*Material for this exercise*:

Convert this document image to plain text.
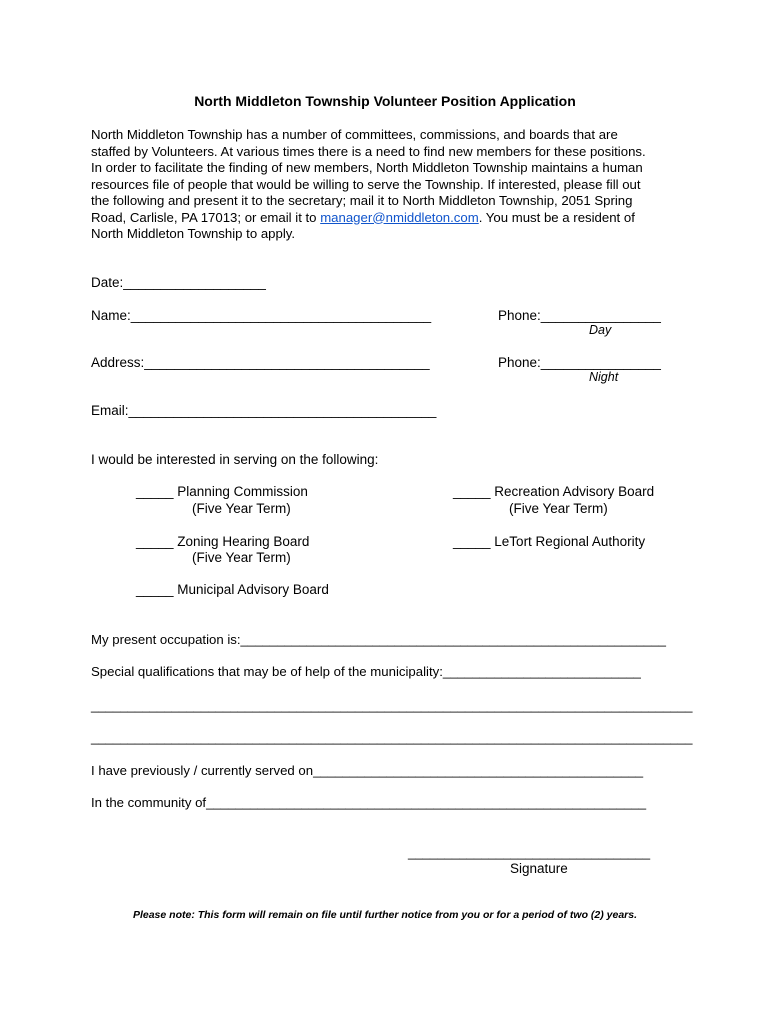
North Middleton Township Volunteer Position Application
North Middleton Township has a number of committees, commissions, and boards that are
staffed by Volunteers. At various times there is a need to find new members for these positions.
In order to facilitate the finding of new members, North Middleton Township maintains a human
resources file of people that would be willing to serve the Township. If interested, please fill out
the following and present it to the secretary; mail it to North Middleton Township, 2051 Spring
Road, Carlisle, PA 17013; or email it to manager@nmiddleton.com. You must be a resident of
North Middleton Township to apply.
Date:___________________
Name:________________________________________	Phone:________________
Day
Address:______________________________________	Phone:________________
Night
Email:_________________________________________
I would be interested in serving on the following:
_____ Planning Commission
(Five Year Term)
_____ Recreation Advisory Board
(Five Year Term)
_____ Zoning Hearing Board
(Five Year Term)
_____ LeTort Regional Authority
_____ Municipal Advisory Board
My present occupation is:__________________________________________________________
Special qualifications that may be of help of the municipality:___________________________
__________________________________________________________________________________
__________________________________________________________________________________
I have previously / currently served on_____________________________________________
In the community of____________________________________________________________
_________________________________
Signature
Please note: This form will remain on file until further notice from you or for a period of two (2) years.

*Exercise prompt*: Lines containing the word "that" must all be returned from the material above.

*Solution for this task*:
North Middleton Township has a number of committees, commissions, and boards that are
resources file of people that would be willing to serve the Township. If interested, please fill out
Special qualifications that may be of help of the municipality:___________________________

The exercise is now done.